* start Entries *

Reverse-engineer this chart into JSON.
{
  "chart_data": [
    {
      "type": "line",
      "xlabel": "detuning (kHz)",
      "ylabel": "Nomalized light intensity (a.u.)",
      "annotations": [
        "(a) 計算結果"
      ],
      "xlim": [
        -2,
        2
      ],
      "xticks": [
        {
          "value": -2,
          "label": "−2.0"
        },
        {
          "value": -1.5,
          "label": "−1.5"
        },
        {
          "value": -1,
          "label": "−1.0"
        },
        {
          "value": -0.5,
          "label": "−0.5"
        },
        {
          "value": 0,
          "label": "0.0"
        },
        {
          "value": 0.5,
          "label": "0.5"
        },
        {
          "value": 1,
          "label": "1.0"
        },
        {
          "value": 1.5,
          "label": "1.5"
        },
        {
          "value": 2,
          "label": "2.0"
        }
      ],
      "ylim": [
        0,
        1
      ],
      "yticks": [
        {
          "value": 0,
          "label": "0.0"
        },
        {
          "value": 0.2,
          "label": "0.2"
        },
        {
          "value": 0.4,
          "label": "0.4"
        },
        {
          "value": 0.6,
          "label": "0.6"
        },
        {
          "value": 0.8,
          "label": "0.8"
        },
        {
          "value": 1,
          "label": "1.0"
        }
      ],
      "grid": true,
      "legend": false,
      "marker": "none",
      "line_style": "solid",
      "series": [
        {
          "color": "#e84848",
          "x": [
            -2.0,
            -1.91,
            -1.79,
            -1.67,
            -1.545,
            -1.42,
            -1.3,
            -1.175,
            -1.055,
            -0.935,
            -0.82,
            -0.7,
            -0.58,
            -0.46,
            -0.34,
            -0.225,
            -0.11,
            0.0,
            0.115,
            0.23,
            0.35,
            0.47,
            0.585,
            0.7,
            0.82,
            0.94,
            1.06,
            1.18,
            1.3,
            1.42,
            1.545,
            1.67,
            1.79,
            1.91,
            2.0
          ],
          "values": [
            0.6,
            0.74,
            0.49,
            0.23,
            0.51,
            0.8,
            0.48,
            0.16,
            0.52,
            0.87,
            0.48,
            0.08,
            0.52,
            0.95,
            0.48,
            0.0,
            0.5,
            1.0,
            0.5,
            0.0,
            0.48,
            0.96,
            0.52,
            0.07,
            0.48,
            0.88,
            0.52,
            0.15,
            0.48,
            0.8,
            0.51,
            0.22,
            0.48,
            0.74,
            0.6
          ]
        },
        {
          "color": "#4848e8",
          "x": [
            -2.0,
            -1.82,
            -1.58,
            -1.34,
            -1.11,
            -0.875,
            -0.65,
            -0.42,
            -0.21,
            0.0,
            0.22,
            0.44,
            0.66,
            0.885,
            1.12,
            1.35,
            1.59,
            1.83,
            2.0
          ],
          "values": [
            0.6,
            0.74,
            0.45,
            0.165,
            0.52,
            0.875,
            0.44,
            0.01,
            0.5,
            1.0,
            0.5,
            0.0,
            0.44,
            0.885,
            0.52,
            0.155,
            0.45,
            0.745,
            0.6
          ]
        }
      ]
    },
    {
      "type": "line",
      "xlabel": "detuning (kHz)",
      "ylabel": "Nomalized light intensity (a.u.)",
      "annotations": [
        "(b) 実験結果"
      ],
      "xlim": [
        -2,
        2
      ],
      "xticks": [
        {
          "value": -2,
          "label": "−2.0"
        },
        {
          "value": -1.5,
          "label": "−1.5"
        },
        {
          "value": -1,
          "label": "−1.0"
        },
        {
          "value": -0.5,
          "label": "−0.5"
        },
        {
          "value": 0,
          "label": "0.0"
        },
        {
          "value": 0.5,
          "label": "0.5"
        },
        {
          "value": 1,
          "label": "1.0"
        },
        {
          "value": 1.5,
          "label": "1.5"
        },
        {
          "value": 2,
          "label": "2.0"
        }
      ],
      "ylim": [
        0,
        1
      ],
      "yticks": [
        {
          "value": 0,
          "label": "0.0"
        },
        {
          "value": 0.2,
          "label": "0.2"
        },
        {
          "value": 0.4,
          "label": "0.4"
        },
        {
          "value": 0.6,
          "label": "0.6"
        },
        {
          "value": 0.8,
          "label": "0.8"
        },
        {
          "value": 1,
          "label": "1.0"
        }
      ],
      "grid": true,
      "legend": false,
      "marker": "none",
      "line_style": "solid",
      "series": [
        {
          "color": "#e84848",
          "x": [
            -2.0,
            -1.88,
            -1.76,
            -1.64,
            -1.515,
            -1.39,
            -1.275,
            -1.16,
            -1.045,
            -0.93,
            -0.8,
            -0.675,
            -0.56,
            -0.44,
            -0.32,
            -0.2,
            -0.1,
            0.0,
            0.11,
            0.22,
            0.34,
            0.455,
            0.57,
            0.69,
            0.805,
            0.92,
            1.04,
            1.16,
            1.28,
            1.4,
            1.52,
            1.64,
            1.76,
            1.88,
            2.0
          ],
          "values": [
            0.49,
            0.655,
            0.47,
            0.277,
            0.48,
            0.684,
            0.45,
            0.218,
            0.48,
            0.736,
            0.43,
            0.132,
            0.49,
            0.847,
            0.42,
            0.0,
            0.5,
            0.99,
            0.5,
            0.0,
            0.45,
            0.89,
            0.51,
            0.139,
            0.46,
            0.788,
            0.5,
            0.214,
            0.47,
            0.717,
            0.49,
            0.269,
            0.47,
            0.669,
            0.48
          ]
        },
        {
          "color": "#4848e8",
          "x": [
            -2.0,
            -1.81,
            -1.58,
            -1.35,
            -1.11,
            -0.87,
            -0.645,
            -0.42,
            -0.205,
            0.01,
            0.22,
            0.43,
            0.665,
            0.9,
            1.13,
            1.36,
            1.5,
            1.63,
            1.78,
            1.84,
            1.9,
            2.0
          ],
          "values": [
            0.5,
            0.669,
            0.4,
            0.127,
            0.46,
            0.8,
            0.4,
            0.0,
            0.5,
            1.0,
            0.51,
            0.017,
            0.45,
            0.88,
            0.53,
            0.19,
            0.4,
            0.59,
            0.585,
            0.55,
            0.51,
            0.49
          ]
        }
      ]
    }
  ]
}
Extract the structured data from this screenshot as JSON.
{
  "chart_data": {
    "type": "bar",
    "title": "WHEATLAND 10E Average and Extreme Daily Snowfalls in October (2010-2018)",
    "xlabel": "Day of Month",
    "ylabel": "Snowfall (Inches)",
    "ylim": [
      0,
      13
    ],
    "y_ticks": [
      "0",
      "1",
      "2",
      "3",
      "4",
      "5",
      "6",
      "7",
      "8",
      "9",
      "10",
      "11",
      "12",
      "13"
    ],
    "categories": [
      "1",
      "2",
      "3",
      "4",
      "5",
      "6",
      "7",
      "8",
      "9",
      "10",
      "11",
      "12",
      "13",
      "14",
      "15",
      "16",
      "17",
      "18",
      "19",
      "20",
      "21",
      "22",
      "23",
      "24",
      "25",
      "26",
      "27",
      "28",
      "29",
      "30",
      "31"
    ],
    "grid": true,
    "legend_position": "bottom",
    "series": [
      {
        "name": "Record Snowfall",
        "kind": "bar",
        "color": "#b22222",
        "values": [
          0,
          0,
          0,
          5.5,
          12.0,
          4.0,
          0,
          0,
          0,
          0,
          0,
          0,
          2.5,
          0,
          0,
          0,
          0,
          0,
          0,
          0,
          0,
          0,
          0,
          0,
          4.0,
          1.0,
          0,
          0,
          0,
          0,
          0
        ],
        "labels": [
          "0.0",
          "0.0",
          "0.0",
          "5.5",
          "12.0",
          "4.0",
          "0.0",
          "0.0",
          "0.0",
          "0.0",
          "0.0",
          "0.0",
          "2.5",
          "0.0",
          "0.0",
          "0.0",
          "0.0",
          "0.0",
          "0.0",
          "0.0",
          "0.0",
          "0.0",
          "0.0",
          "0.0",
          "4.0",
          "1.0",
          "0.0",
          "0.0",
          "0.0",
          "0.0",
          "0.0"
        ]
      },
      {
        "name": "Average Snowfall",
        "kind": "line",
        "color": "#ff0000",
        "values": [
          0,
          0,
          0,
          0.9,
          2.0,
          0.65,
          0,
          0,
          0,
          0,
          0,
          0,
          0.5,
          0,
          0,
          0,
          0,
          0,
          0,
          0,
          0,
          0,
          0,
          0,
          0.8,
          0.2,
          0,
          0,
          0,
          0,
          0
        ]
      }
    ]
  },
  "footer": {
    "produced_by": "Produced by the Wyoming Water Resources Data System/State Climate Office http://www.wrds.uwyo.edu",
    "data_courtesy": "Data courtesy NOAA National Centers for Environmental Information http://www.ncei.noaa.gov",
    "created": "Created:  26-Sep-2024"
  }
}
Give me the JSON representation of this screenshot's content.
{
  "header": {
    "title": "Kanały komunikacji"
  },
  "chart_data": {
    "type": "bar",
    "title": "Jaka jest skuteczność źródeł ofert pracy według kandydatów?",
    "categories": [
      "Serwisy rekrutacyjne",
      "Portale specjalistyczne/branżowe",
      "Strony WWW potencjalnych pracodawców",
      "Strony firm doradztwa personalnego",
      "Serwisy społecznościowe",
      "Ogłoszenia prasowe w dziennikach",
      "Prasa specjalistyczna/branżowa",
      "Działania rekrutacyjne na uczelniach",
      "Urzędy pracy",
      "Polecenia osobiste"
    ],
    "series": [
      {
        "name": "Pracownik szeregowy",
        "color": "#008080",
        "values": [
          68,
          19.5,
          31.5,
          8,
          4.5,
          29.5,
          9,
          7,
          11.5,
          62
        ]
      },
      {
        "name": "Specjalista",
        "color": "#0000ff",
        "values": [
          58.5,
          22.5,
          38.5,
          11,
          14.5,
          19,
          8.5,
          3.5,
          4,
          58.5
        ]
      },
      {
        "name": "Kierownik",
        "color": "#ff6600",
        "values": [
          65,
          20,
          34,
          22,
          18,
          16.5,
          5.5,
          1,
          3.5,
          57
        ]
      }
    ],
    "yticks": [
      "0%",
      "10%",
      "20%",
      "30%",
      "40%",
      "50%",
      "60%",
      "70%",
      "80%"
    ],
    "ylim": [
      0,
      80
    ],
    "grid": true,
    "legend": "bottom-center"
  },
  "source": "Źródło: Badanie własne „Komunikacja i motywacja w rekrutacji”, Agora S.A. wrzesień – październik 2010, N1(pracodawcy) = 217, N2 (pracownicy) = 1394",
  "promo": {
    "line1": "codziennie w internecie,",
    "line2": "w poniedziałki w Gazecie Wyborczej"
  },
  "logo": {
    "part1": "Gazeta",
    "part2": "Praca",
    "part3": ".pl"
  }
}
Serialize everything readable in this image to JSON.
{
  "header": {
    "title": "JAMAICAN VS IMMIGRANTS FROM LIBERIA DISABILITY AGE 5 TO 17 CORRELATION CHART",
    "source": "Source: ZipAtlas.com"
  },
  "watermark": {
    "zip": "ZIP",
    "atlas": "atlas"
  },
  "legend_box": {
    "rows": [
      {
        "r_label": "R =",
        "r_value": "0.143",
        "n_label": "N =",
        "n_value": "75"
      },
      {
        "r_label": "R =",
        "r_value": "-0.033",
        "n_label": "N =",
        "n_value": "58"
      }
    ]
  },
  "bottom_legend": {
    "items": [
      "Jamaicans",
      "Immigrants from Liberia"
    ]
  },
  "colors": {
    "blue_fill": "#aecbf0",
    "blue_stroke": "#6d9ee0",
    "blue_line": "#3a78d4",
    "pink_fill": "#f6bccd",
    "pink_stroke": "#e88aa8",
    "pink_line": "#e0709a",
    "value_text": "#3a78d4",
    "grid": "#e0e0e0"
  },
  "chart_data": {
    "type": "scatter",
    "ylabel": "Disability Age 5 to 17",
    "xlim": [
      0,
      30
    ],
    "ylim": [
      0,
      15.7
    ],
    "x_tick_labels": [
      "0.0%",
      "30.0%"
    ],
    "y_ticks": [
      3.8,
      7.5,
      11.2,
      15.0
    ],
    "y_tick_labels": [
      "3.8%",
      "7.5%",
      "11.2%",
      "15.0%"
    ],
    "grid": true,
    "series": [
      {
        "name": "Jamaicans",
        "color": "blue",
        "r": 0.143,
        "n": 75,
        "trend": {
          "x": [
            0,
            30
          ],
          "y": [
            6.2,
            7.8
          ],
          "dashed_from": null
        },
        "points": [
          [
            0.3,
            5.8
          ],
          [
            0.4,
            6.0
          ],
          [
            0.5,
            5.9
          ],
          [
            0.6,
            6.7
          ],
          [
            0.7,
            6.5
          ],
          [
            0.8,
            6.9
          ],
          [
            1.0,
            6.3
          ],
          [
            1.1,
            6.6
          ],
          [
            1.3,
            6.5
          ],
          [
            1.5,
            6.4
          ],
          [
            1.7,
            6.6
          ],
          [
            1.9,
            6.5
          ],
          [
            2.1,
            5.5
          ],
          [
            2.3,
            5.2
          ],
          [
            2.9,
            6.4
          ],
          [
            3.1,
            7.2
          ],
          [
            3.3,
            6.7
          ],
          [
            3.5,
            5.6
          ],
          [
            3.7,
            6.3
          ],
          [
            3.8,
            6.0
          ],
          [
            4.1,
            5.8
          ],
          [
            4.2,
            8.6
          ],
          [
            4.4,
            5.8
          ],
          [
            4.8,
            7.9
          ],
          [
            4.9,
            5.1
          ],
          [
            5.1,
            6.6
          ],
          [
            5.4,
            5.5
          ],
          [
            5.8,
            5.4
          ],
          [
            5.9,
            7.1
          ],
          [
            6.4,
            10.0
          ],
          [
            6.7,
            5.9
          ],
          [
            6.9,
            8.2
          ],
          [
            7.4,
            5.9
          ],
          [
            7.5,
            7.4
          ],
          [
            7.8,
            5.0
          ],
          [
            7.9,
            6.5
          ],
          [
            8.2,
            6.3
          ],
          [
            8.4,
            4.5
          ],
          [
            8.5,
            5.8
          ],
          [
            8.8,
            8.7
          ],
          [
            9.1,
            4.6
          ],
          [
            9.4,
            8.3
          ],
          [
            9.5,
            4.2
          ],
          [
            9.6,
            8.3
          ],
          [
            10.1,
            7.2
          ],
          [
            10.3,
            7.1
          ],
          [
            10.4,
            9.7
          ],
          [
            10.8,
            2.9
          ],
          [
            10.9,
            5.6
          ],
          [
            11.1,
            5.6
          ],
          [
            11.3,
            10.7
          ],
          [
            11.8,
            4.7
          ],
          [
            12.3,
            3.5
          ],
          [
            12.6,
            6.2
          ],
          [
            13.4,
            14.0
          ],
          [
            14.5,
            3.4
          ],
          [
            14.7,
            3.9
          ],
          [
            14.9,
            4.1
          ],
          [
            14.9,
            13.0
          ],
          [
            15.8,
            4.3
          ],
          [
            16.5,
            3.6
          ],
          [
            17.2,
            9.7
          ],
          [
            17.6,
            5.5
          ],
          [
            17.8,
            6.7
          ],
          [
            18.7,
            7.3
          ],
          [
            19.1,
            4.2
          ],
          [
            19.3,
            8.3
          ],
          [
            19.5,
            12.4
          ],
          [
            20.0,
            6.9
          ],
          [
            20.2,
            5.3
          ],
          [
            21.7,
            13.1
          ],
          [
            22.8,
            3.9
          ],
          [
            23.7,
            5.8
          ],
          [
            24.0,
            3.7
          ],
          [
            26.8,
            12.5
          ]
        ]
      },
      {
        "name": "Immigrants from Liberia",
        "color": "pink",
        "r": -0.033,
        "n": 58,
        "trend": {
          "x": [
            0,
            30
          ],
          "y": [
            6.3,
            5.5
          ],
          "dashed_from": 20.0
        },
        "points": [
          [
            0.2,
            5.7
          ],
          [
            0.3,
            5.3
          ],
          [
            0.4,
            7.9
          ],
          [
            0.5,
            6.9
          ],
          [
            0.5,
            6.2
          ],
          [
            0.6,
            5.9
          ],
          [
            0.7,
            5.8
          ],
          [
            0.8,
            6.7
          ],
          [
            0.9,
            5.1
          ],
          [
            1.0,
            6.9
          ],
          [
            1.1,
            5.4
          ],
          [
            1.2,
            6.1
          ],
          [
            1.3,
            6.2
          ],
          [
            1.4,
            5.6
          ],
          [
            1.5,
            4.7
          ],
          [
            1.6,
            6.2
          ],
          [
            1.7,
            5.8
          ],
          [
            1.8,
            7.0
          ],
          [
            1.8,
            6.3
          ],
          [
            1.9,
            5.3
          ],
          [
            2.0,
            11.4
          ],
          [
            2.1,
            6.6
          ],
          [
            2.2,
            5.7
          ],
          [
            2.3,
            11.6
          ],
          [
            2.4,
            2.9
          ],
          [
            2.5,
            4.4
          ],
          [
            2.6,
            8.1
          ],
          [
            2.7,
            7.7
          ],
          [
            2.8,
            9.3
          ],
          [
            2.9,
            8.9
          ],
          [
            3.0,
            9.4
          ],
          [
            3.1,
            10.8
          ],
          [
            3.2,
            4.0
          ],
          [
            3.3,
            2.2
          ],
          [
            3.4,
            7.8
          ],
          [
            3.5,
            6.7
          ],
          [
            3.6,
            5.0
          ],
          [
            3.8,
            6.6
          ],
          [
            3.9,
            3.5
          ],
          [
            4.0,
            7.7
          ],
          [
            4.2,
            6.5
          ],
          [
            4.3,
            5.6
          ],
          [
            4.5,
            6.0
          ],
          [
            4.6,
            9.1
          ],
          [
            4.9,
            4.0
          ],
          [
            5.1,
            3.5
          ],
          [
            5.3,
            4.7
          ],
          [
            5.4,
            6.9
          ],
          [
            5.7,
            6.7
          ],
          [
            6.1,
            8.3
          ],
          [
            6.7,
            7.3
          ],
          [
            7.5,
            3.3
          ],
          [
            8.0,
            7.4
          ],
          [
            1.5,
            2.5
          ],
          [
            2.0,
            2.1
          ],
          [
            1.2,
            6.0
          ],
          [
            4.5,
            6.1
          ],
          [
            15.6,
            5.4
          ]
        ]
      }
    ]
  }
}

* end Entries *

The request: Check each line of the records above for the string "rekrutacyjne", and report every line that has it.

Task result:
      "Serwisy rekrutacyjne",
      "Działania rekrutacyjne na uczelniach",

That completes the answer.